What is being asked :: Write out the entire listing below exactly, with the pictures left out.

(Saved entries)
= = = = = = =

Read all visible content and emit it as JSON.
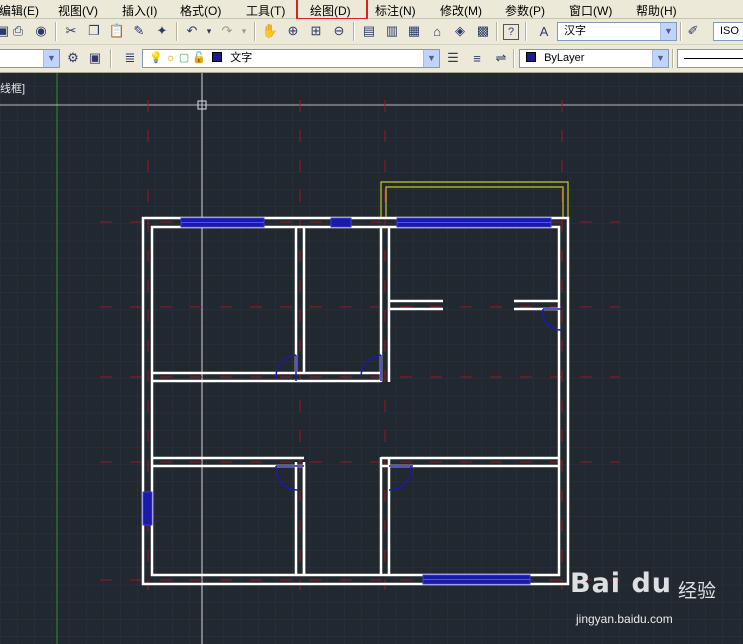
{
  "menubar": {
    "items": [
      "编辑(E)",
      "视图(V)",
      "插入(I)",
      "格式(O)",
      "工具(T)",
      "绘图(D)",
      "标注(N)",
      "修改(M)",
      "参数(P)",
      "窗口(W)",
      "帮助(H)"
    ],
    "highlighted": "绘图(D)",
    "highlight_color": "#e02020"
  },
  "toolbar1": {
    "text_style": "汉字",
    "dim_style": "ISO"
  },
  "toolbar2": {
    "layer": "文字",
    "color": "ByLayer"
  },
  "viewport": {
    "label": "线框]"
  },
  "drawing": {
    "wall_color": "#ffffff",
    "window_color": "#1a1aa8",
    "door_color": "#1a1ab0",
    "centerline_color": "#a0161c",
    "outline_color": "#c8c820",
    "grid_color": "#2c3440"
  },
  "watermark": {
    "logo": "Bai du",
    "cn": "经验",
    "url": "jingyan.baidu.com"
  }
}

= = = = = = =

Task solution ::
Read all visible content and emit it as JSON.
{
  "menubar": {
    "items": [
      "编辑(E)",
      "视图(V)",
      "插入(I)",
      "格式(O)",
      "工具(T)",
      "绘图(D)",
      "标注(N)",
      "修改(M)",
      "参数(P)",
      "窗口(W)",
      "帮助(H)"
    ],
    "highlighted": "绘图(D)",
    "highlight_color": "#e02020"
  },
  "toolbar1": {
    "text_style": "汉字",
    "dim_style": "ISO"
  },
  "toolbar2": {
    "layer": "文字",
    "color": "ByLayer"
  },
  "viewport": {
    "label": "线框]"
  },
  "drawing": {
    "wall_color": "#ffffff",
    "window_color": "#1a1aa8",
    "door_color": "#1a1ab0",
    "centerline_color": "#a0161c",
    "outline_color": "#c8c820",
    "grid_color": "#2c3440"
  },
  "watermark": {
    "logo": "Bai du",
    "cn": "经验",
    "url": "jingyan.baidu.com"
  }
}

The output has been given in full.